:: Work to complete ::
Each line from the one that contains "Parse this screenshot: output" to the end of the material must be quoted exactly; include both end lines and nothing else.
==== Records supplied
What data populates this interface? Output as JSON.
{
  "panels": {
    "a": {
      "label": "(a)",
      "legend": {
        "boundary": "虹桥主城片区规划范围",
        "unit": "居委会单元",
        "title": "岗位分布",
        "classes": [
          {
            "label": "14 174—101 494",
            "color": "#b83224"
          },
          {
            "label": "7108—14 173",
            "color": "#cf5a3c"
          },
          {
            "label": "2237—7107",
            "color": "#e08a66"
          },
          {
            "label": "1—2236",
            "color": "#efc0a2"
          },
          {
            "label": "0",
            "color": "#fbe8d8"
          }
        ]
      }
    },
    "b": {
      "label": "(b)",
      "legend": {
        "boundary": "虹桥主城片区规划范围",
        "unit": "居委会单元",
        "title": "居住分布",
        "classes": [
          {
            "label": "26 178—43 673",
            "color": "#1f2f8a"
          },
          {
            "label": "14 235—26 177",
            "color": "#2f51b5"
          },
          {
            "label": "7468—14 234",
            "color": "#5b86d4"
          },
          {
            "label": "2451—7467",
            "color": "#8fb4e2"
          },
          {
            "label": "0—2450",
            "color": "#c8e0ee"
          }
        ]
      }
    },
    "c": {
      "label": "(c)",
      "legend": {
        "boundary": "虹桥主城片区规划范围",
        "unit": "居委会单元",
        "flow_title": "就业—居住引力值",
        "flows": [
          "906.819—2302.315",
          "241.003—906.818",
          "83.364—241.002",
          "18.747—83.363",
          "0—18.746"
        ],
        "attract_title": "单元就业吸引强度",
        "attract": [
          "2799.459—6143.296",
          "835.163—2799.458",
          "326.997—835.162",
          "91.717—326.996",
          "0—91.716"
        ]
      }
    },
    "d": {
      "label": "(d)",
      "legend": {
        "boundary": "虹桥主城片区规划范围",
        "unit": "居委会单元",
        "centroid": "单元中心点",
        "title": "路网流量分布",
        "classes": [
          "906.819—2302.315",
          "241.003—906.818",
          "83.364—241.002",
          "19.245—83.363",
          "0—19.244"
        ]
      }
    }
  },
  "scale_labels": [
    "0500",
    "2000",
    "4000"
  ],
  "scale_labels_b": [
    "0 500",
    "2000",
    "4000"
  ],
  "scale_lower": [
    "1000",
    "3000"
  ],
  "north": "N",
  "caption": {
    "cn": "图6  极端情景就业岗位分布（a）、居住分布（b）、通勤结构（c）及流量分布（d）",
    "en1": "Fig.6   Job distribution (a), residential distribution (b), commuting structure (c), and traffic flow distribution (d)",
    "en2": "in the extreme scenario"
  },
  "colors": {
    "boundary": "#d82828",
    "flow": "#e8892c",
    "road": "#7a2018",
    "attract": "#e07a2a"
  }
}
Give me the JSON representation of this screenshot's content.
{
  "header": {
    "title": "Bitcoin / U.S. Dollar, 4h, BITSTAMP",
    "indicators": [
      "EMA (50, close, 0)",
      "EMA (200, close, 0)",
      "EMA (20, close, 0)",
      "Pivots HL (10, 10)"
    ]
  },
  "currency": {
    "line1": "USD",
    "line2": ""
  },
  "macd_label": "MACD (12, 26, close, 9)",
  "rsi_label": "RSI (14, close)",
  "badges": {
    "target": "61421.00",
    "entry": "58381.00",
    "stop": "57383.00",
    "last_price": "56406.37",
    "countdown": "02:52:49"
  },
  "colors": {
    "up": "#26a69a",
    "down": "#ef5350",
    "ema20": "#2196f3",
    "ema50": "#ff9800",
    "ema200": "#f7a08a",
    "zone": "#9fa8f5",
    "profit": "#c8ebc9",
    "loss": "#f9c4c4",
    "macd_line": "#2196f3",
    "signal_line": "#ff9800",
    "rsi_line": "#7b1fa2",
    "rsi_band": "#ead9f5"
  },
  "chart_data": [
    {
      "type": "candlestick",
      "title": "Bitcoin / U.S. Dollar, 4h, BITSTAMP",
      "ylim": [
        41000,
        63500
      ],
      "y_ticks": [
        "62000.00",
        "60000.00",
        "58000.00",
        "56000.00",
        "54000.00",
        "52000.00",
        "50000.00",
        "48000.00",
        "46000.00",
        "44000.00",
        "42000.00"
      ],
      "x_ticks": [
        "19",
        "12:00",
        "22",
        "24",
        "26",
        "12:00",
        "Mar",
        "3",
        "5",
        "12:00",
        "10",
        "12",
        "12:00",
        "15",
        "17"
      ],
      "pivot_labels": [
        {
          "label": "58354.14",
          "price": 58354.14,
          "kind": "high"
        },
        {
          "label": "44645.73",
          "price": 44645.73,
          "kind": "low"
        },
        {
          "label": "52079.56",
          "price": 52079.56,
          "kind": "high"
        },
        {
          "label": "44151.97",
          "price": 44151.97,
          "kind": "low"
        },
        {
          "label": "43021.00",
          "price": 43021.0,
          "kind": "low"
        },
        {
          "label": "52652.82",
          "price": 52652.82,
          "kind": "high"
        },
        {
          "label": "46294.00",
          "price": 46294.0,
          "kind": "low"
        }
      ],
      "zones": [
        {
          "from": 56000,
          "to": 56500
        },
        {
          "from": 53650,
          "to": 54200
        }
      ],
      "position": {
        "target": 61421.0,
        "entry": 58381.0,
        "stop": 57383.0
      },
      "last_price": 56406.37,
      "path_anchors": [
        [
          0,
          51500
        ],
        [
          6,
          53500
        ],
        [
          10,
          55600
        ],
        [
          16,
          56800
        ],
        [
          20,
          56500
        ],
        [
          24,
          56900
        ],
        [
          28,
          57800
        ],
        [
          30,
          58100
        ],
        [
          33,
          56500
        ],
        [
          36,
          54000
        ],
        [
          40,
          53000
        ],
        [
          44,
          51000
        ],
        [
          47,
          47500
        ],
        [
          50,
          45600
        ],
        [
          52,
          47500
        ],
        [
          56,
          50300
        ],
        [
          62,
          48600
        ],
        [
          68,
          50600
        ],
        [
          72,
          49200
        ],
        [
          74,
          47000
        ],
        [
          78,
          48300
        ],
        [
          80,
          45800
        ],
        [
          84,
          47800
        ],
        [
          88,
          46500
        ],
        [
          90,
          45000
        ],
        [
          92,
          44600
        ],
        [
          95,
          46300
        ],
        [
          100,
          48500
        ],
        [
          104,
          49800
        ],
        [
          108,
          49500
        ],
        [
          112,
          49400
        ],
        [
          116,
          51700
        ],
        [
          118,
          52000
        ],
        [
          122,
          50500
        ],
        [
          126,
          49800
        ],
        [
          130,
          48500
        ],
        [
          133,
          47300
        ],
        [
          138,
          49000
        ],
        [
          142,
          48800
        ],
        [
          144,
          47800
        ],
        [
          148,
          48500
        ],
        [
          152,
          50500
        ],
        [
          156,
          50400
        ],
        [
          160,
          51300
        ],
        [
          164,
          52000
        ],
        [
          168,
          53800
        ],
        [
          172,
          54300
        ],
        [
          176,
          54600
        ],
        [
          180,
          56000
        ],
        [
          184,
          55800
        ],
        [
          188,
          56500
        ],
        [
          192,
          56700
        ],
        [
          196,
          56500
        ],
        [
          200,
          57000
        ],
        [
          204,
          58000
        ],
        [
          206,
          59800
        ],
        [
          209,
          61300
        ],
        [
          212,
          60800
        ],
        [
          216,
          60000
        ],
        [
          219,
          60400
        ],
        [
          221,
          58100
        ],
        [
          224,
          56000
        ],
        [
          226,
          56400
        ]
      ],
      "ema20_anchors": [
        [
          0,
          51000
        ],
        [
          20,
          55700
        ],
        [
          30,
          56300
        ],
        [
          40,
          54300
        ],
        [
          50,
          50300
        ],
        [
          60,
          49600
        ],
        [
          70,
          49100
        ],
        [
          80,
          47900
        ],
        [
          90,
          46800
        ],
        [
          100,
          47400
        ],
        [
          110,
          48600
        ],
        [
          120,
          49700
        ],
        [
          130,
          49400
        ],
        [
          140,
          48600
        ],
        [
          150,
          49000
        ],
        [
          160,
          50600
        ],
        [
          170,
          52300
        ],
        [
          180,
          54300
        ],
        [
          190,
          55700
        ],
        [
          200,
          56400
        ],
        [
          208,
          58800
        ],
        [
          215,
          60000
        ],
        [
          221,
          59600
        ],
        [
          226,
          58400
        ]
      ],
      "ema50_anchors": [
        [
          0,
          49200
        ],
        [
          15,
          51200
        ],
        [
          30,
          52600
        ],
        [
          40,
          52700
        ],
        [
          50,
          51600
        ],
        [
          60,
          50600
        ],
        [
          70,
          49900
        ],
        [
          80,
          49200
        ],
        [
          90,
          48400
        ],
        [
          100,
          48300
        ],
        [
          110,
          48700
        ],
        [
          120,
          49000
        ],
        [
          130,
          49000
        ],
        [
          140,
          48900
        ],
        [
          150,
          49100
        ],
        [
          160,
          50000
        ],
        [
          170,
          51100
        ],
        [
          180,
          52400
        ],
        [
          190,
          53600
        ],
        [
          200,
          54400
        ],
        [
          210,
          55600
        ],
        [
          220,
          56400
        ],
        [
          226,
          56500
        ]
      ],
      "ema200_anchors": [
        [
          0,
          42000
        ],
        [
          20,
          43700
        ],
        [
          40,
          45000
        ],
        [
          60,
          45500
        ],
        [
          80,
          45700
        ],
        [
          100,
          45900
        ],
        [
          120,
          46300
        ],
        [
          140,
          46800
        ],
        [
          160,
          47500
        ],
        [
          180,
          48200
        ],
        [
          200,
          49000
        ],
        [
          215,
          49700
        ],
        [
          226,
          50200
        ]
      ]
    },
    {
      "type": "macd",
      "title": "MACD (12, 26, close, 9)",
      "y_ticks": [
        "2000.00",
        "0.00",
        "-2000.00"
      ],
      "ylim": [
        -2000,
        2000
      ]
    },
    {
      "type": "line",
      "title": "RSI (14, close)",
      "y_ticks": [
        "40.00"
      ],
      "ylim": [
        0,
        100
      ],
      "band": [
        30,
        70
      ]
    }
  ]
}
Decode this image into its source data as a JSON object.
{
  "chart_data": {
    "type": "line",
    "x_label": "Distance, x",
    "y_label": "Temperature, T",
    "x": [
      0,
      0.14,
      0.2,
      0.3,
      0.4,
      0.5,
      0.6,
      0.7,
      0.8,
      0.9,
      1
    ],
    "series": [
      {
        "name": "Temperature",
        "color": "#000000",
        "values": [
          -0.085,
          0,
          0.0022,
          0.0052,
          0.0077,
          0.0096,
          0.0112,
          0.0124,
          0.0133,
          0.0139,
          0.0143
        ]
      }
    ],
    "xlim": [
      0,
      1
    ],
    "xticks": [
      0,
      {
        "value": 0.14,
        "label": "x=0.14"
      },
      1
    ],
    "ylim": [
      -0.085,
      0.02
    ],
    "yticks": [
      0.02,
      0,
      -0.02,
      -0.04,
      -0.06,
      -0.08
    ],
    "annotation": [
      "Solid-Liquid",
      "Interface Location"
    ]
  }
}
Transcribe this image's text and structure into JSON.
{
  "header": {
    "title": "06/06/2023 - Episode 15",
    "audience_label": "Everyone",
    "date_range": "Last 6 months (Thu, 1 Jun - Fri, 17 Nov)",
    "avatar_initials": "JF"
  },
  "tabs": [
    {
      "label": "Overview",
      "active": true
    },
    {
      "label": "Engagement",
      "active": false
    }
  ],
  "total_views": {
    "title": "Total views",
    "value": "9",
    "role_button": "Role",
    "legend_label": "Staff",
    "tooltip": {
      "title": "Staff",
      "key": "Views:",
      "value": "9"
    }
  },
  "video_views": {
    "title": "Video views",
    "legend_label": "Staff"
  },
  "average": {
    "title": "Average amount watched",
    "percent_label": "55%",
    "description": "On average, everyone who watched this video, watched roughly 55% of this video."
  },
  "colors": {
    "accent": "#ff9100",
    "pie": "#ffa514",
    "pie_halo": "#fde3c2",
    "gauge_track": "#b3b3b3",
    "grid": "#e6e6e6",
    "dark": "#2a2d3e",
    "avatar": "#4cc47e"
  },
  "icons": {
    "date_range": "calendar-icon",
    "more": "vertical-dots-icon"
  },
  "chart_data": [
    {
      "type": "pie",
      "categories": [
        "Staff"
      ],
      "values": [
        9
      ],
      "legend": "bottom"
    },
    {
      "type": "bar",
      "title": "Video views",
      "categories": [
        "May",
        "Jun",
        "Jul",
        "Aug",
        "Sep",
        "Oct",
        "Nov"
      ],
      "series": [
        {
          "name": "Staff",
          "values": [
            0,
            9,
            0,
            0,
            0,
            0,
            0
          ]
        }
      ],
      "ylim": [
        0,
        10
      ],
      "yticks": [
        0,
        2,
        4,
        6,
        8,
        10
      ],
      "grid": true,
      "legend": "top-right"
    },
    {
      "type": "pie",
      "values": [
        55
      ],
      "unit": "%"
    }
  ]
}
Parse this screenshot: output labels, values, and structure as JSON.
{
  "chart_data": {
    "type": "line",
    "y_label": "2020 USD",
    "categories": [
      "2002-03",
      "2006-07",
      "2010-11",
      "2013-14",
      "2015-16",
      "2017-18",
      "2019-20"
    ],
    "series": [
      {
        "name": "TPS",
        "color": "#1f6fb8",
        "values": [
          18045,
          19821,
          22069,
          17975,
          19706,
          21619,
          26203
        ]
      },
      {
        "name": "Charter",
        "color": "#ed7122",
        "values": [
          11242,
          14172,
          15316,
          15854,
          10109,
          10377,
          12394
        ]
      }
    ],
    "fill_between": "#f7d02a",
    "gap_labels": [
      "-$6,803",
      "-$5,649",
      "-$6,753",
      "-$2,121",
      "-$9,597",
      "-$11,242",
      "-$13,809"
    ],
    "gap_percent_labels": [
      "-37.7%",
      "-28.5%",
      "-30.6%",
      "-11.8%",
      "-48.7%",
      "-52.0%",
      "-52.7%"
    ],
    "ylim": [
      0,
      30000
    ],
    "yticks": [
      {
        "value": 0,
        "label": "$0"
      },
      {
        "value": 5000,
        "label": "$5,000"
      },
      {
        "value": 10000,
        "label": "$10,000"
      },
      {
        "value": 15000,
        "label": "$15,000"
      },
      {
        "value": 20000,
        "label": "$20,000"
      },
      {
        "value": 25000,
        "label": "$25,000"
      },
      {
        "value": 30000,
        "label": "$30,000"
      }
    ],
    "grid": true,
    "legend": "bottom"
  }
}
========
:: Task answer ::
Parse this screenshot: output labels, values, and structure as JSON.
{
  "chart_data": {
    "type": "line",
    "y_label": "2020 USD",
    "categories": [
      "2002-03",
      "2006-07",
      "2010-11",
      "2013-14",
      "2015-16",
      "2017-18",
      "2019-20"
    ],
    "series": [
      {
        "name": "TPS",
        "color": "#1f6fb8",
        "values": [
          18045,
          19821,
          22069,
          17975,
          19706,
          21619,
          26203
        ]
      },
      {
        "name": "Charter",
        "color": "#ed7122",
        "values": [
          11242,
          14172,
          15316,
          15854,
          10109,
          10377,
          12394
        ]
      }
    ],
    "fill_between": "#f7d02a",
    "gap_labels": [
      "-$6,803",
      "-$5,649",
      "-$6,753",
      "-$2,121",
      "-$9,597",
      "-$11,242",
      "-$13,809"
    ],
    "gap_percent_labels": [
      "-37.7%",
      "-28.5%",
      "-30.6%",
      "-11.8%",
      "-48.7%",
      "-52.0%",
      "-52.7%"
    ],
    "ylim": [
      0,
      30000
    ],
    "yticks": [
      {
        "value": 0,
        "label": "$0"
      },
      {
        "value": 5000,
        "label": "$5,000"
      },
      {
        "value": 10000,
        "label": "$10,000"
      },
      {
        "value": 15000,
        "label": "$15,000"
      },
      {
        "value": 20000,
        "label": "$20,000"
      },
      {
        "value": 25000,
        "label": "$25,000"
      },
      {
        "value": 30000,
        "label": "$30,000"
      }
    ],
    "grid": true,
    "legend": "bottom"
  }
}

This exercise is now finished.